SET TASK: Restate the data exactly as given and keep the pictures out.

■ ■ ■ ■

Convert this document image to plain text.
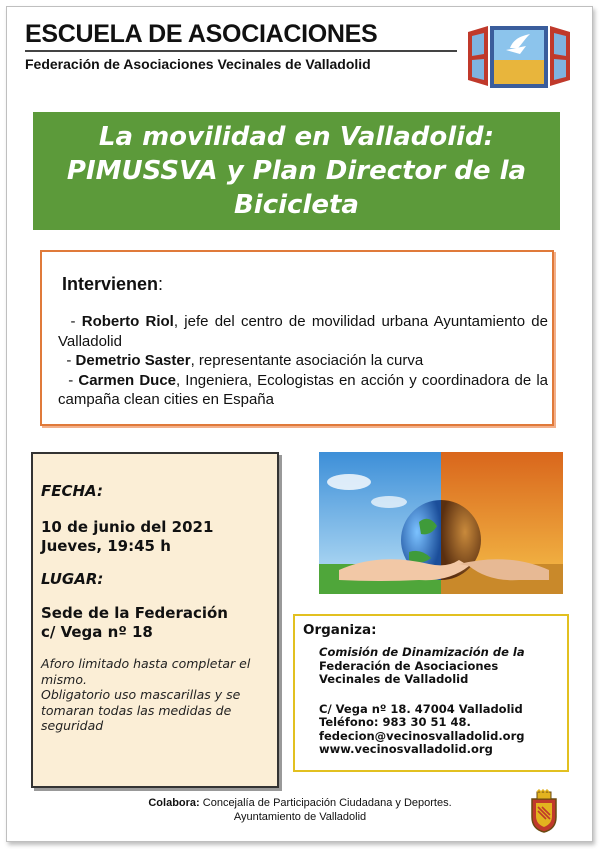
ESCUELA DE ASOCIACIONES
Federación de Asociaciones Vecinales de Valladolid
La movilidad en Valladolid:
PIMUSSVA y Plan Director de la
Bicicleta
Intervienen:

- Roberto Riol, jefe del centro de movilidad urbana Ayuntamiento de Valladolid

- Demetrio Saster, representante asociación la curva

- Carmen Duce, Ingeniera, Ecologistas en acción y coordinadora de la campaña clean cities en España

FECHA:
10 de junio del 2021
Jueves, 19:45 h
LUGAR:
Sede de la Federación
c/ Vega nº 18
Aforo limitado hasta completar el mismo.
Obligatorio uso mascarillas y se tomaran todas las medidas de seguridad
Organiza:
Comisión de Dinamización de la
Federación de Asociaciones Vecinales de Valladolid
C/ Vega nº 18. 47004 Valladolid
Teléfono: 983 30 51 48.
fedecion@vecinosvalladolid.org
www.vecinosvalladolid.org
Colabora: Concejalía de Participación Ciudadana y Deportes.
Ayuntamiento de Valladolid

■ ■ ■ ■

ANSWER TO THIS EXERCISE:
Convert this document image to plain text.
ESCUELA DE ASOCIACIONES
Federación de Asociaciones Vecinales de Valladolid
La movilidad en Valladolid:
PIMUSSVA y Plan Director de la
Bicicleta
Intervienen:

- Roberto Riol, jefe del centro de movilidad urbana Ayuntamiento de Valladolid

- Demetrio Saster, representante asociación la curva

- Carmen Duce, Ingeniera, Ecologistas en acción y coordinadora de la campaña clean cities en España

FECHA:
10 de junio del 2021
Jueves, 19:45 h
LUGAR:
Sede de la Federación
c/ Vega nº 18
Aforo limitado hasta completar el mismo.
Obligatorio uso mascarillas y se tomaran todas las medidas de seguridad
Organiza:
Comisión de Dinamización de la
Federación de Asociaciones Vecinales de Valladolid
C/ Vega nº 18. 47004 Valladolid
Teléfono: 983 30 51 48.
fedecion@vecinosvalladolid.org
www.vecinosvalladolid.org
Colabora: Concejalía de Participación Ciudadana y Deportes.
Ayuntamiento de Valladolid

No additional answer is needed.